**Exercise requirements**
Quote the data below in full, please, without altering anything.

**Records provided**
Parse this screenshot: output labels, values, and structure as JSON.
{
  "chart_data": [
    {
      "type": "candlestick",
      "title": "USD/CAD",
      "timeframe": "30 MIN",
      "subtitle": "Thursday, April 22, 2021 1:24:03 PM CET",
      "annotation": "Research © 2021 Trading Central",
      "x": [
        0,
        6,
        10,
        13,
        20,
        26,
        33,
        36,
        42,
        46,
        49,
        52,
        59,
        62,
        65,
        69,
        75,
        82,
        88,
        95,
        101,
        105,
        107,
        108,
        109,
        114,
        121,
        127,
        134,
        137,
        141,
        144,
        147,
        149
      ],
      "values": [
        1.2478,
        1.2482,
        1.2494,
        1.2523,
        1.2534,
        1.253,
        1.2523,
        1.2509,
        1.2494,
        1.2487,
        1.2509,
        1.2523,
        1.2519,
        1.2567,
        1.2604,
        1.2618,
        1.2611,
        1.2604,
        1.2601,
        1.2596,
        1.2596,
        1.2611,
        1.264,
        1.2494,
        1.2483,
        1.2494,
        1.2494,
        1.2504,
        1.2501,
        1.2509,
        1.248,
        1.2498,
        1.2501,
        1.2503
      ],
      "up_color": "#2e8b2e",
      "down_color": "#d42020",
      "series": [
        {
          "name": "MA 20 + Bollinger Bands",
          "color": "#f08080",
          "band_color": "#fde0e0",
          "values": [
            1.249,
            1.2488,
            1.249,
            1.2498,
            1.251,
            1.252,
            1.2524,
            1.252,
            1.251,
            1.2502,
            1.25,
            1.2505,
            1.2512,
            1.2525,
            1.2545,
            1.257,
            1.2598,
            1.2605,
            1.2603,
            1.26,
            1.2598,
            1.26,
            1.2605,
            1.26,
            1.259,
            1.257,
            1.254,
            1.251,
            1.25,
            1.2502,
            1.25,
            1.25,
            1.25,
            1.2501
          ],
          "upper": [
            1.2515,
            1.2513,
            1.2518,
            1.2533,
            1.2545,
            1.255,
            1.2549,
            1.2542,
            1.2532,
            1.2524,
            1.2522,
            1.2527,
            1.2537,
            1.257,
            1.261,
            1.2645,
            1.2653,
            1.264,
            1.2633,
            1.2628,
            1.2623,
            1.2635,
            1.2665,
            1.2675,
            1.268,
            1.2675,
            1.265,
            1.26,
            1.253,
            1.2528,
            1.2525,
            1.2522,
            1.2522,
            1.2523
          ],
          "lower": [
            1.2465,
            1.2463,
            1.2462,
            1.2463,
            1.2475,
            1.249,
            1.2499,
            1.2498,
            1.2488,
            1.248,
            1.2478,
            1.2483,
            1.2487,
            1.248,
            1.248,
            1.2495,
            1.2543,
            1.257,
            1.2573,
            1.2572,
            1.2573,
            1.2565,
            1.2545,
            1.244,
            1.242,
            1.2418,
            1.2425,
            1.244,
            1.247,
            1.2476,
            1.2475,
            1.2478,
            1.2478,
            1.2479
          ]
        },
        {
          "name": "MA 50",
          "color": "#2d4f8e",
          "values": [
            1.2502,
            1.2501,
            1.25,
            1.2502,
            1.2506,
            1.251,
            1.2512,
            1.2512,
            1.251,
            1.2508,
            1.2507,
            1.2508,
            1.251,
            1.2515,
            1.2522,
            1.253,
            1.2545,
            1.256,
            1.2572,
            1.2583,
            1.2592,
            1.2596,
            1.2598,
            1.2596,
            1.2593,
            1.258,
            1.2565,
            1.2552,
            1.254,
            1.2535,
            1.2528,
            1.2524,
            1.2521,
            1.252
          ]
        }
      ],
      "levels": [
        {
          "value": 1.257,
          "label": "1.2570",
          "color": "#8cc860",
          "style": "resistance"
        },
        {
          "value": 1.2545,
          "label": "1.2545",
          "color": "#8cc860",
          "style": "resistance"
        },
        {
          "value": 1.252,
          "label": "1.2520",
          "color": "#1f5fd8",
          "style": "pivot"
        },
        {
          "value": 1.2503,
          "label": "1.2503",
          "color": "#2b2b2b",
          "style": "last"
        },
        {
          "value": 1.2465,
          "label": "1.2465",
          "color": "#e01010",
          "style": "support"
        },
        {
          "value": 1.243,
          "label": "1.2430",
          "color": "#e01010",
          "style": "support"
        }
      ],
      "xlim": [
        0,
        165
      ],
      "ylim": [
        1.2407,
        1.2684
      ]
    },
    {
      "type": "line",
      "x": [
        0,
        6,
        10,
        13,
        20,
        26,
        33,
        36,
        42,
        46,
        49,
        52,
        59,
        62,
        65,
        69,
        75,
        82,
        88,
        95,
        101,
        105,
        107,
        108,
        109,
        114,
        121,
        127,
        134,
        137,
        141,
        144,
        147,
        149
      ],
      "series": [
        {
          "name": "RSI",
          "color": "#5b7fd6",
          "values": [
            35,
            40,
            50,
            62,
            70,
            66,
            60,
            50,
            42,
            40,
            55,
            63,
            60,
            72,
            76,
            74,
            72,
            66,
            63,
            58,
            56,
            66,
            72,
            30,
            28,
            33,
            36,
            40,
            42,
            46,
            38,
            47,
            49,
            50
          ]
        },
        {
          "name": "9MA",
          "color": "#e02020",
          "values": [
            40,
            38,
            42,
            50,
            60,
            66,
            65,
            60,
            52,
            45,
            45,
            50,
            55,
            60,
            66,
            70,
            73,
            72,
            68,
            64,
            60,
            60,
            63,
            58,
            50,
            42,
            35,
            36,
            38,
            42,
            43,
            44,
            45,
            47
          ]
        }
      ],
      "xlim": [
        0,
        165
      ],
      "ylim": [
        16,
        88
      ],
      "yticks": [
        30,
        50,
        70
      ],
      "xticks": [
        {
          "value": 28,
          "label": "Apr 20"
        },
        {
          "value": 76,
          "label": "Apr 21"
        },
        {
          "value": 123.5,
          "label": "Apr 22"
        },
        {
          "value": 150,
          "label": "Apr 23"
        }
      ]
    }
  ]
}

**Full output**
Parse this screenshot: output labels, values, and structure as JSON.
{
  "chart_data": [
    {
      "type": "candlestick",
      "title": "USD/CAD",
      "timeframe": "30 MIN",
      "subtitle": "Thursday, April 22, 2021 1:24:03 PM CET",
      "annotation": "Research © 2021 Trading Central",
      "x": [
        0,
        6,
        10,
        13,
        20,
        26,
        33,
        36,
        42,
        46,
        49,
        52,
        59,
        62,
        65,
        69,
        75,
        82,
        88,
        95,
        101,
        105,
        107,
        108,
        109,
        114,
        121,
        127,
        134,
        137,
        141,
        144,
        147,
        149
      ],
      "values": [
        1.2478,
        1.2482,
        1.2494,
        1.2523,
        1.2534,
        1.253,
        1.2523,
        1.2509,
        1.2494,
        1.2487,
        1.2509,
        1.2523,
        1.2519,
        1.2567,
        1.2604,
        1.2618,
        1.2611,
        1.2604,
        1.2601,
        1.2596,
        1.2596,
        1.2611,
        1.264,
        1.2494,
        1.2483,
        1.2494,
        1.2494,
        1.2504,
        1.2501,
        1.2509,
        1.248,
        1.2498,
        1.2501,
        1.2503
      ],
      "up_color": "#2e8b2e",
      "down_color": "#d42020",
      "series": [
        {
          "name": "MA 20 + Bollinger Bands",
          "color": "#f08080",
          "band_color": "#fde0e0",
          "values": [
            1.249,
            1.2488,
            1.249,
            1.2498,
            1.251,
            1.252,
            1.2524,
            1.252,
            1.251,
            1.2502,
            1.25,
            1.2505,
            1.2512,
            1.2525,
            1.2545,
            1.257,
            1.2598,
            1.2605,
            1.2603,
            1.26,
            1.2598,
            1.26,
            1.2605,
            1.26,
            1.259,
            1.257,
            1.254,
            1.251,
            1.25,
            1.2502,
            1.25,
            1.25,
            1.25,
            1.2501
          ],
          "upper": [
            1.2515,
            1.2513,
            1.2518,
            1.2533,
            1.2545,
            1.255,
            1.2549,
            1.2542,
            1.2532,
            1.2524,
            1.2522,
            1.2527,
            1.2537,
            1.257,
            1.261,
            1.2645,
            1.2653,
            1.264,
            1.2633,
            1.2628,
            1.2623,
            1.2635,
            1.2665,
            1.2675,
            1.268,
            1.2675,
            1.265,
            1.26,
            1.253,
            1.2528,
            1.2525,
            1.2522,
            1.2522,
            1.2523
          ],
          "lower": [
            1.2465,
            1.2463,
            1.2462,
            1.2463,
            1.2475,
            1.249,
            1.2499,
            1.2498,
            1.2488,
            1.248,
            1.2478,
            1.2483,
            1.2487,
            1.248,
            1.248,
            1.2495,
            1.2543,
            1.257,
            1.2573,
            1.2572,
            1.2573,
            1.2565,
            1.2545,
            1.244,
            1.242,
            1.2418,
            1.2425,
            1.244,
            1.247,
            1.2476,
            1.2475,
            1.2478,
            1.2478,
            1.2479
          ]
        },
        {
          "name": "MA 50",
          "color": "#2d4f8e",
          "values": [
            1.2502,
            1.2501,
            1.25,
            1.2502,
            1.2506,
            1.251,
            1.2512,
            1.2512,
            1.251,
            1.2508,
            1.2507,
            1.2508,
            1.251,
            1.2515,
            1.2522,
            1.253,
            1.2545,
            1.256,
            1.2572,
            1.2583,
            1.2592,
            1.2596,
            1.2598,
            1.2596,
            1.2593,
            1.258,
            1.2565,
            1.2552,
            1.254,
            1.2535,
            1.2528,
            1.2524,
            1.2521,
            1.252
          ]
        }
      ],
      "levels": [
        {
          "value": 1.257,
          "label": "1.2570",
          "color": "#8cc860",
          "style": "resistance"
        },
        {
          "value": 1.2545,
          "label": "1.2545",
          "color": "#8cc860",
          "style": "resistance"
        },
        {
          "value": 1.252,
          "label": "1.2520",
          "color": "#1f5fd8",
          "style": "pivot"
        },
        {
          "value": 1.2503,
          "label": "1.2503",
          "color": "#2b2b2b",
          "style": "last"
        },
        {
          "value": 1.2465,
          "label": "1.2465",
          "color": "#e01010",
          "style": "support"
        },
        {
          "value": 1.243,
          "label": "1.2430",
          "color": "#e01010",
          "style": "support"
        }
      ],
      "xlim": [
        0,
        165
      ],
      "ylim": [
        1.2407,
        1.2684
      ]
    },
    {
      "type": "line",
      "x": [
        0,
        6,
        10,
        13,
        20,
        26,
        33,
        36,
        42,
        46,
        49,
        52,
        59,
        62,
        65,
        69,
        75,
        82,
        88,
        95,
        101,
        105,
        107,
        108,
        109,
        114,
        121,
        127,
        134,
        137,
        141,
        144,
        147,
        149
      ],
      "series": [
        {
          "name": "RSI",
          "color": "#5b7fd6",
          "values": [
            35,
            40,
            50,
            62,
            70,
            66,
            60,
            50,
            42,
            40,
            55,
            63,
            60,
            72,
            76,
            74,
            72,
            66,
            63,
            58,
            56,
            66,
            72,
            30,
            28,
            33,
            36,
            40,
            42,
            46,
            38,
            47,
            49,
            50
          ]
        },
        {
          "name": "9MA",
          "color": "#e02020",
          "values": [
            40,
            38,
            42,
            50,
            60,
            66,
            65,
            60,
            52,
            45,
            45,
            50,
            55,
            60,
            66,
            70,
            73,
            72,
            68,
            64,
            60,
            60,
            63,
            58,
            50,
            42,
            35,
            36,
            38,
            42,
            43,
            44,
            45,
            47
          ]
        }
      ],
      "xlim": [
        0,
        165
      ],
      "ylim": [
        16,
        88
      ],
      "yticks": [
        30,
        50,
        70
      ],
      "xticks": [
        {
          "value": 28,
          "label": "Apr 20"
        },
        {
          "value": 76,
          "label": "Apr 21"
        },
        {
          "value": 123.5,
          "label": "Apr 22"
        },
        {
          "value": 150,
          "label": "Apr 23"
        }
      ]
    }
  ]
}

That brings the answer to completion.